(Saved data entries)
= = =
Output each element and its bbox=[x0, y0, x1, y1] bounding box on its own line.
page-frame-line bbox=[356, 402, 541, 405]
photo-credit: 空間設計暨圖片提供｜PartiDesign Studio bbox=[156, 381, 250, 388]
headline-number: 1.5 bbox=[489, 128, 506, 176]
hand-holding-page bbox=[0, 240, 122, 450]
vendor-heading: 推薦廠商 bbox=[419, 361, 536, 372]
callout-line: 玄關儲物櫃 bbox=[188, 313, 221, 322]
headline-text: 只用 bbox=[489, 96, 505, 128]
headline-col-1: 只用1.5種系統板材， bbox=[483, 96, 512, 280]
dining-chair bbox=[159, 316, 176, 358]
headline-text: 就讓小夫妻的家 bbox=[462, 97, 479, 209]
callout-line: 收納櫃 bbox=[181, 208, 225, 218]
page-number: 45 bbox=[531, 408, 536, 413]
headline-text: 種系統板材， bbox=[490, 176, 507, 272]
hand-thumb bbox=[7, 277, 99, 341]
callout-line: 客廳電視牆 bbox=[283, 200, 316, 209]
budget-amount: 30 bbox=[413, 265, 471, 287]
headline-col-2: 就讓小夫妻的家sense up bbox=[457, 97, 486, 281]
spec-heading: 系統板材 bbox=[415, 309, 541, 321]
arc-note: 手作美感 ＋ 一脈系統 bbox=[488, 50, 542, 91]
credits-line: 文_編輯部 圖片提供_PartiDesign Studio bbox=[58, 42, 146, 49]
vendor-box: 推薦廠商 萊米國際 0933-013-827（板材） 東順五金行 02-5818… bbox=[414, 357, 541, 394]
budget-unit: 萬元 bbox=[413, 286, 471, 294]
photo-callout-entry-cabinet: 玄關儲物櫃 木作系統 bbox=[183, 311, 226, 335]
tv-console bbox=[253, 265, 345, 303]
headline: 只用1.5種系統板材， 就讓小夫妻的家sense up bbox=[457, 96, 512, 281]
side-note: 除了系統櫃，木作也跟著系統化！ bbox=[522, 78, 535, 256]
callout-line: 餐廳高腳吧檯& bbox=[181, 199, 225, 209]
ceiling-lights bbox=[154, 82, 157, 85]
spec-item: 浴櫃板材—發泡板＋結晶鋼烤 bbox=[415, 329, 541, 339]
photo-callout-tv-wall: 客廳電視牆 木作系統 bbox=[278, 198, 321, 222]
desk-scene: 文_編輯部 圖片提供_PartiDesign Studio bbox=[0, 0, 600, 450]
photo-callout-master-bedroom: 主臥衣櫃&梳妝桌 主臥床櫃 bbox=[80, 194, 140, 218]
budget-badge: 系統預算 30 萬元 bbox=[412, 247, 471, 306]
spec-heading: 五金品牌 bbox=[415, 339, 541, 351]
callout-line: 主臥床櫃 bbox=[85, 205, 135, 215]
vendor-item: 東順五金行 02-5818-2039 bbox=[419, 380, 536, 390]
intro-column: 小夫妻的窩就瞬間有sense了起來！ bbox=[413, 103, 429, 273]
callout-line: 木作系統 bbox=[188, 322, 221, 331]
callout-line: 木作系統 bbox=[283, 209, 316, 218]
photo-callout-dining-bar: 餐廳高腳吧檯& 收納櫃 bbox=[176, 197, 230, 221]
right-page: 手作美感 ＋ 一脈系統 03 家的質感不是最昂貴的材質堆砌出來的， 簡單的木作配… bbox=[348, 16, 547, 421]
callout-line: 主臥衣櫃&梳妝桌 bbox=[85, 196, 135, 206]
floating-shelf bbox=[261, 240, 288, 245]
= = =
Reproduce the lines of all the records, changing "callout-line" to "label-line" wherever it occurs and leaving every other part untouched.

RESPONSE FOR THIS EXERCISE:
Output each element and its bbox=[x0, y0, x1, y1] bounding box on its own line.
page-frame-line bbox=[356, 402, 541, 405]
photo-credit: 空間設計暨圖片提供｜PartiDesign Studio bbox=[156, 381, 250, 388]
headline-number: 1.5 bbox=[489, 128, 506, 176]
hand-holding-page bbox=[0, 240, 122, 450]
vendor-heading: 推薦廠商 bbox=[419, 361, 536, 372]
label-line: 玄關儲物櫃 bbox=[188, 313, 221, 322]
headline-text: 只用 bbox=[489, 96, 505, 128]
headline-col-1: 只用1.5種系統板材， bbox=[483, 96, 512, 280]
dining-chair bbox=[159, 316, 176, 358]
headline-text: 就讓小夫妻的家 bbox=[462, 97, 479, 209]
label-line: 收納櫃 bbox=[181, 208, 225, 218]
page-number: 45 bbox=[531, 408, 536, 413]
headline-text: 種系統板材， bbox=[490, 176, 507, 272]
hand-thumb bbox=[7, 277, 99, 341]
label-line: 客廳電視牆 bbox=[283, 200, 316, 209]
budget-amount: 30 bbox=[413, 265, 471, 287]
headline-col-2: 就讓小夫妻的家sense up bbox=[457, 97, 486, 281]
spec-heading: 系統板材 bbox=[415, 309, 541, 321]
arc-note: 手作美感 ＋ 一脈系統 bbox=[488, 50, 542, 91]
credits-line: 文_編輯部 圖片提供_PartiDesign Studio bbox=[58, 42, 146, 49]
vendor-box: 推薦廠商 萊米國際 0933-013-827（板材） 東順五金行 02-5818… bbox=[414, 357, 541, 394]
budget-unit: 萬元 bbox=[413, 286, 471, 294]
photo-callout-entry-cabinet: 玄關儲物櫃 木作系統 bbox=[183, 311, 226, 335]
tv-console bbox=[253, 265, 345, 303]
headline: 只用1.5種系統板材， 就讓小夫妻的家sense up bbox=[457, 96, 512, 281]
side-note: 除了系統櫃，木作也跟著系統化！ bbox=[522, 78, 535, 256]
label-line: 餐廳高腳吧檯& bbox=[181, 199, 225, 209]
ceiling-lights bbox=[154, 82, 157, 85]
spec-item: 浴櫃板材—發泡板＋結晶鋼烤 bbox=[415, 329, 541, 339]
photo-callout-tv-wall: 客廳電視牆 木作系統 bbox=[278, 198, 321, 222]
desk-scene: 文_編輯部 圖片提供_PartiDesign Studio bbox=[0, 0, 600, 450]
photo-callout-master-bedroom: 主臥衣櫃&梳妝桌 主臥床櫃 bbox=[80, 194, 140, 218]
budget-badge: 系統預算 30 萬元 bbox=[412, 247, 471, 306]
spec-heading: 五金品牌 bbox=[415, 339, 541, 351]
label-line: 主臥床櫃 bbox=[85, 205, 135, 215]
vendor-item: 東順五金行 02-5818-2039 bbox=[419, 380, 536, 390]
intro-column: 小夫妻的窩就瞬間有sense了起來！ bbox=[413, 103, 429, 273]
label-line: 木作系統 bbox=[188, 322, 221, 331]
label-line: 木作系統 bbox=[283, 209, 316, 218]
photo-callout-dining-bar: 餐廳高腳吧檯& 收納櫃 bbox=[176, 197, 230, 221]
right-page: 手作美感 ＋ 一脈系統 03 家的質感不是最昂貴的材質堆砌出來的， 簡單的木作配… bbox=[348, 16, 547, 421]
label-line: 主臥衣櫃&梳妝桌 bbox=[85, 196, 135, 206]
floating-shelf bbox=[261, 240, 288, 245]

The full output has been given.